Objective: Single out the lines that include the word "about". Copy them.
**** Entries provided ****
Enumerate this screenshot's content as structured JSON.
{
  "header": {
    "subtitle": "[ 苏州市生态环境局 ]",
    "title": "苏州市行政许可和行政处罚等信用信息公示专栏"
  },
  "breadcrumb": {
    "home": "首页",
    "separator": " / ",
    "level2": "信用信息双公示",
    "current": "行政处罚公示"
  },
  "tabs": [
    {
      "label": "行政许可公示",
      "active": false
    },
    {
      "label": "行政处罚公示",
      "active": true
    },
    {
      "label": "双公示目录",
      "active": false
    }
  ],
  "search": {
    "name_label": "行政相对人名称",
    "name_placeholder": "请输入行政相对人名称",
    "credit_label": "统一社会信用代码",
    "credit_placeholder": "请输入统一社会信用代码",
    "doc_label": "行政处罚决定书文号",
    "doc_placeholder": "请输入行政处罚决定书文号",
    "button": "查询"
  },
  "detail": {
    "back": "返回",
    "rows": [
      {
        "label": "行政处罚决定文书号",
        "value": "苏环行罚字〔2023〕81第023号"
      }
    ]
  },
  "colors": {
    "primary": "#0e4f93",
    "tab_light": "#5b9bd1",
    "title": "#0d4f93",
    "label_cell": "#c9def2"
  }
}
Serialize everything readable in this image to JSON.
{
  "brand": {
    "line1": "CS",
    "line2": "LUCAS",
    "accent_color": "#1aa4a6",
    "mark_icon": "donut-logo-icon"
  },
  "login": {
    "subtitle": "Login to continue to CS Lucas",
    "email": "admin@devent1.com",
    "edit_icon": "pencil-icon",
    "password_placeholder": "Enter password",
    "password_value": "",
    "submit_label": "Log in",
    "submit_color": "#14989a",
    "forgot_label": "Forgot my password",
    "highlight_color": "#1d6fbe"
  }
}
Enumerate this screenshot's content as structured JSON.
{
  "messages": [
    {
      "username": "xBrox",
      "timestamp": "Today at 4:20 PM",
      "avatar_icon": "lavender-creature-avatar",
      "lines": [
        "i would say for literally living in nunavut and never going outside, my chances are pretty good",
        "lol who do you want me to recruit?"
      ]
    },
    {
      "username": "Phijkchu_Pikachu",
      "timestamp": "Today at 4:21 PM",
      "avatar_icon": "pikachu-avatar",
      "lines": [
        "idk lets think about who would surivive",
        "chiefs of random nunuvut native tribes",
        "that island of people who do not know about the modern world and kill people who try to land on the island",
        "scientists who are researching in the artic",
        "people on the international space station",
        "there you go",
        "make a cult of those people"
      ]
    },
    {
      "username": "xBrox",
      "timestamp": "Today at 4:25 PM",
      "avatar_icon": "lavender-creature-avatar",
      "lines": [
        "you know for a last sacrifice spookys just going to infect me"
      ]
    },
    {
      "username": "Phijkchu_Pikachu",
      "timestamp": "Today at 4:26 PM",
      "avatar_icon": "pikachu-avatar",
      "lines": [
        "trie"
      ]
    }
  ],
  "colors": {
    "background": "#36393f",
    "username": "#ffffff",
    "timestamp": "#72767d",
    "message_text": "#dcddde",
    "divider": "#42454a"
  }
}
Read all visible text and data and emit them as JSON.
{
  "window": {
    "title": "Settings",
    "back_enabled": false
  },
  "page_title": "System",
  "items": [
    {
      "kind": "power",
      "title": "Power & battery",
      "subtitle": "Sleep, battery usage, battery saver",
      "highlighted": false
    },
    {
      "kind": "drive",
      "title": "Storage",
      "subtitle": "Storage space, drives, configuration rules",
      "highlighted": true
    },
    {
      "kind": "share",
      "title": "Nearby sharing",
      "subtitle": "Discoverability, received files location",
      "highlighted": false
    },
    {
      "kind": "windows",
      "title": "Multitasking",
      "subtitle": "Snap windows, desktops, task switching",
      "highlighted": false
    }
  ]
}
****
Exercise solution:
        "idk lets think about who would surivive",
        "that island of people who do not know about the modern world and kill people who try to land on the island",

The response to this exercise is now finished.